_EXERCISE_. Output all records precisely as written.

+ + + +

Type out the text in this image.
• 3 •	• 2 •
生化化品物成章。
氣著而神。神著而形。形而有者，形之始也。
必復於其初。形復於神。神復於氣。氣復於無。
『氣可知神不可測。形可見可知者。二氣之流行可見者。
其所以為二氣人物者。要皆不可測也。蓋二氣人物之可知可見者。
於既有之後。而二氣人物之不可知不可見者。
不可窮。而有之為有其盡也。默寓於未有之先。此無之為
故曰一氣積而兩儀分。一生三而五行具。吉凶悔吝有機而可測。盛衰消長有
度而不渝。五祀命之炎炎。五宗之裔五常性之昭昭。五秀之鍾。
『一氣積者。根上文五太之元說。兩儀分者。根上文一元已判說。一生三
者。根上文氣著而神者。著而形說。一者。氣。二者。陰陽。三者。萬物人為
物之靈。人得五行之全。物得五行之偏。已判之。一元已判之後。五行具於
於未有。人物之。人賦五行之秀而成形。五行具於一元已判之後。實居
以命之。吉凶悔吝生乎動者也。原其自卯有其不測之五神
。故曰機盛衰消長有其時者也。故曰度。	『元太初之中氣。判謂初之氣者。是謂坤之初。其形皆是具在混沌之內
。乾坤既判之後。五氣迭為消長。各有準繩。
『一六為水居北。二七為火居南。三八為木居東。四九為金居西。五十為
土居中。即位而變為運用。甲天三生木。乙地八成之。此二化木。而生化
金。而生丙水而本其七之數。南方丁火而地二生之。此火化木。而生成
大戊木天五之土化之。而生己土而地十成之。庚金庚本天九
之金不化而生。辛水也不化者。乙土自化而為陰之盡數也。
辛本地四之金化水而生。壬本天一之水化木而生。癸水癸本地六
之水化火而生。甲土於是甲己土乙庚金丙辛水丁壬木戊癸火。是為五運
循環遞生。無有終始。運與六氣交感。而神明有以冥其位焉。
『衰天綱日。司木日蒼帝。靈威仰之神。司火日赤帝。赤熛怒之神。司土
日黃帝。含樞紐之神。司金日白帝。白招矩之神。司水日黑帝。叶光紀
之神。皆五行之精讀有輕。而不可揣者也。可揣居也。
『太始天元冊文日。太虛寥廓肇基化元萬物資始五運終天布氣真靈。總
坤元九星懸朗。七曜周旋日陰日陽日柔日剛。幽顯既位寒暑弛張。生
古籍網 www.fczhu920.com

+ + + +

_CORRECT RESPONSE_.
Type out the text in this image.
• 3 •	• 2 •
生化化品物成章。
氣著而神。神著而形。形而有者，形之始也。
必復於其初。形復於神。神復於氣。氣復於無。
『氣可知神不可測。形可見可知者。二氣之流行可見者。
其所以為二氣人物者。要皆不可測也。蓋二氣人物之可知可見者。
於既有之後。而二氣人物之不可知不可見者。
不可窮。而有之為有其盡也。默寓於未有之先。此無之為
故曰一氣積而兩儀分。一生三而五行具。吉凶悔吝有機而可測。盛衰消長有
度而不渝。五祀命之炎炎。五宗之裔五常性之昭昭。五秀之鍾。
『一氣積者。根上文五太之元說。兩儀分者。根上文一元已判說。一生三
者。根上文氣著而神者。著而形說。一者。氣。二者。陰陽。三者。萬物人為
物之靈。人得五行之全。物得五行之偏。已判之。一元已判之後。五行具於
於未有。人物之。人賦五行之秀而成形。五行具於一元已判之後。實居
以命之。吉凶悔吝生乎動者也。原其自卯有其不測之五神
。故曰機盛衰消長有其時者也。故曰度。	『元太初之中氣。判謂初之氣者。是謂坤之初。其形皆是具在混沌之內
。乾坤既判之後。五氣迭為消長。各有準繩。
『一六為水居北。二七為火居南。三八為木居東。四九為金居西。五十為
土居中。即位而變為運用。甲天三生木。乙地八成之。此二化木。而生化
金。而生丙水而本其七之數。南方丁火而地二生之。此火化木。而生成
大戊木天五之土化之。而生己土而地十成之。庚金庚本天九
之金不化而生。辛水也不化者。乙土自化而為陰之盡數也。
辛本地四之金化水而生。壬本天一之水化木而生。癸水癸本地六
之水化火而生。甲土於是甲己土乙庚金丙辛水丁壬木戊癸火。是為五運
循環遞生。無有終始。運與六氣交感。而神明有以冥其位焉。
『衰天綱日。司木日蒼帝。靈威仰之神。司火日赤帝。赤熛怒之神。司土
日黃帝。含樞紐之神。司金日白帝。白招矩之神。司水日黑帝。叶光紀
之神。皆五行之精讀有輕。而不可揣者也。可揣居也。
『太始天元冊文日。太虛寥廓肇基化元萬物資始五運終天布氣真靈。總
坤元九星懸朗。七曜周旋日陰日陽日柔日剛。幽顯既位寒暑弛張。生
古籍網 www.fczhu920.com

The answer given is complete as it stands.